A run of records

--- start ---

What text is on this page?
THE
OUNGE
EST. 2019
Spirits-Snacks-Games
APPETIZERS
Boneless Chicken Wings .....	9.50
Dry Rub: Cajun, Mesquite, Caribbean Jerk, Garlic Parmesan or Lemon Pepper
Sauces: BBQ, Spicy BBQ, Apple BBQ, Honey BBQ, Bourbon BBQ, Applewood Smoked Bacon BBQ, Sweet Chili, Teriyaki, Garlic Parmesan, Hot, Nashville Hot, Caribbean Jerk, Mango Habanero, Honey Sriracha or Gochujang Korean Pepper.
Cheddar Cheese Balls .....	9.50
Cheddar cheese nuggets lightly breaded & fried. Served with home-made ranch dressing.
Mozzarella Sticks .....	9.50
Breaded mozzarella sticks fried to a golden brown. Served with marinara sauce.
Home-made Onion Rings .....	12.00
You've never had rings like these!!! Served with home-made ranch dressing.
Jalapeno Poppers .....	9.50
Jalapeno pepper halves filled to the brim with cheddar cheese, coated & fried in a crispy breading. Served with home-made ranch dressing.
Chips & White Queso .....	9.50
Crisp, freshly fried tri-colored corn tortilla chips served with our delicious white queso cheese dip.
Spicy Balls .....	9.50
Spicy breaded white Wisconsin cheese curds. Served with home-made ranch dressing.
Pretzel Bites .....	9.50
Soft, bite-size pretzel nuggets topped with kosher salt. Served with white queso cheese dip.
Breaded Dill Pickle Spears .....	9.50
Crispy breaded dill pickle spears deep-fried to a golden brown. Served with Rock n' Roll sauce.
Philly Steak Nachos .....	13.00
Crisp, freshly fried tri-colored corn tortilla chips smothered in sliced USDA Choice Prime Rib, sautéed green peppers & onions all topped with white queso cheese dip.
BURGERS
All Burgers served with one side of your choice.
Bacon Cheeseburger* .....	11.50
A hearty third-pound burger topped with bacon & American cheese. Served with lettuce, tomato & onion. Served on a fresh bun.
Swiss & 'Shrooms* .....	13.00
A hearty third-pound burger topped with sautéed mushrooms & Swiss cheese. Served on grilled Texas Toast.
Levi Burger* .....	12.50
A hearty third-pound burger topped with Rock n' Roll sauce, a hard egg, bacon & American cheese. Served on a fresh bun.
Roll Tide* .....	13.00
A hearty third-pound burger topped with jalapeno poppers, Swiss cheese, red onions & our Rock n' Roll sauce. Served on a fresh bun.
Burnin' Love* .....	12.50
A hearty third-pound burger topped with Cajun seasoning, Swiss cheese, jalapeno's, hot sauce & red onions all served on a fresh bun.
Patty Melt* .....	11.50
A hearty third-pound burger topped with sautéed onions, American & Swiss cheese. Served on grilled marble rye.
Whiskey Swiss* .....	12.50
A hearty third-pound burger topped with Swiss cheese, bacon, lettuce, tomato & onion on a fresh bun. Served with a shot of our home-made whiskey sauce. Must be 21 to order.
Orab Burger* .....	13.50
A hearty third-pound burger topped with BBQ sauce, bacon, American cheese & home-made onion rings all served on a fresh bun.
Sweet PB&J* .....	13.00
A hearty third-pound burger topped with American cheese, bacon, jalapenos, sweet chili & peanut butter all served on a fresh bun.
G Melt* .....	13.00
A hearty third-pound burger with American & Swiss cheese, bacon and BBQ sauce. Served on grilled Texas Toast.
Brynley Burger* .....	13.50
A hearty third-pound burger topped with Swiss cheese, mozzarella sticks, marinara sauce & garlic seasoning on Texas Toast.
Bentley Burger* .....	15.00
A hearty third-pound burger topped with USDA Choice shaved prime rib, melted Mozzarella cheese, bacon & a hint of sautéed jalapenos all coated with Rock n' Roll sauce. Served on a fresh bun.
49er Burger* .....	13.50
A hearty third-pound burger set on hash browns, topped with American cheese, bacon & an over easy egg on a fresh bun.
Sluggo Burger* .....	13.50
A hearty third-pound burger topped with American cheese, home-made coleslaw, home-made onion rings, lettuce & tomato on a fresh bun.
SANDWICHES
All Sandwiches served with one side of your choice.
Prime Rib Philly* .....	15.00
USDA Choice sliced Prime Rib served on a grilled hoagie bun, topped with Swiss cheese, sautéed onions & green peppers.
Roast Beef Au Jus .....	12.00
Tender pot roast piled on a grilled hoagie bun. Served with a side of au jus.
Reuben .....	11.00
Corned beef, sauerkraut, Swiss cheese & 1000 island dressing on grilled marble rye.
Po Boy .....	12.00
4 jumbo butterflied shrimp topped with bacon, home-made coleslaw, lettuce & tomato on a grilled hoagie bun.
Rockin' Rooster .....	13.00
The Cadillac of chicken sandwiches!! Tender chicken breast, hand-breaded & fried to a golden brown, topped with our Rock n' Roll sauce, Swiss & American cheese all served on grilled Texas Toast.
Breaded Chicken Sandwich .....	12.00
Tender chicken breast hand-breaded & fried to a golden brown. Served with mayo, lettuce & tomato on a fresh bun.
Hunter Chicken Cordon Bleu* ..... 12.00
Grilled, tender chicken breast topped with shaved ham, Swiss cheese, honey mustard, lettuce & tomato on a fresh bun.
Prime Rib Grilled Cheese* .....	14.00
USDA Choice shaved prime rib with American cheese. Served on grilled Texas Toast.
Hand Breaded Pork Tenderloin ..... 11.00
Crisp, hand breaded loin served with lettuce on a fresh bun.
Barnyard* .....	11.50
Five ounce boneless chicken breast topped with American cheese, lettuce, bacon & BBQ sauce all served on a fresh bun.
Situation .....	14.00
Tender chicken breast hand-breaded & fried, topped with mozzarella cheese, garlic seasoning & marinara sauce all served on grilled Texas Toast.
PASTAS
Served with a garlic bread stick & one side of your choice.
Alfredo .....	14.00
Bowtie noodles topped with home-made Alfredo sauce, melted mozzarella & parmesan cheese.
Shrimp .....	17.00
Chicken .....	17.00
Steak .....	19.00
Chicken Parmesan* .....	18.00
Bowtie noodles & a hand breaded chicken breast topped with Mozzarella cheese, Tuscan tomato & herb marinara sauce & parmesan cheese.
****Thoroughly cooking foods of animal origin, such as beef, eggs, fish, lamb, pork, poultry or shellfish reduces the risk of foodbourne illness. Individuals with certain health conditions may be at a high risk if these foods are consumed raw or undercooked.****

--- end ---

What you are asked to do: Pick out the lines above containing the word "marble", then copy them.

Right answer:
A hearty third-pound burger topped with sautéed onions, American & Swiss cheese. Served on grilled marble rye.
Corned beef, sauerkraut, Swiss cheese & 1000 island dressing on grilled marble rye.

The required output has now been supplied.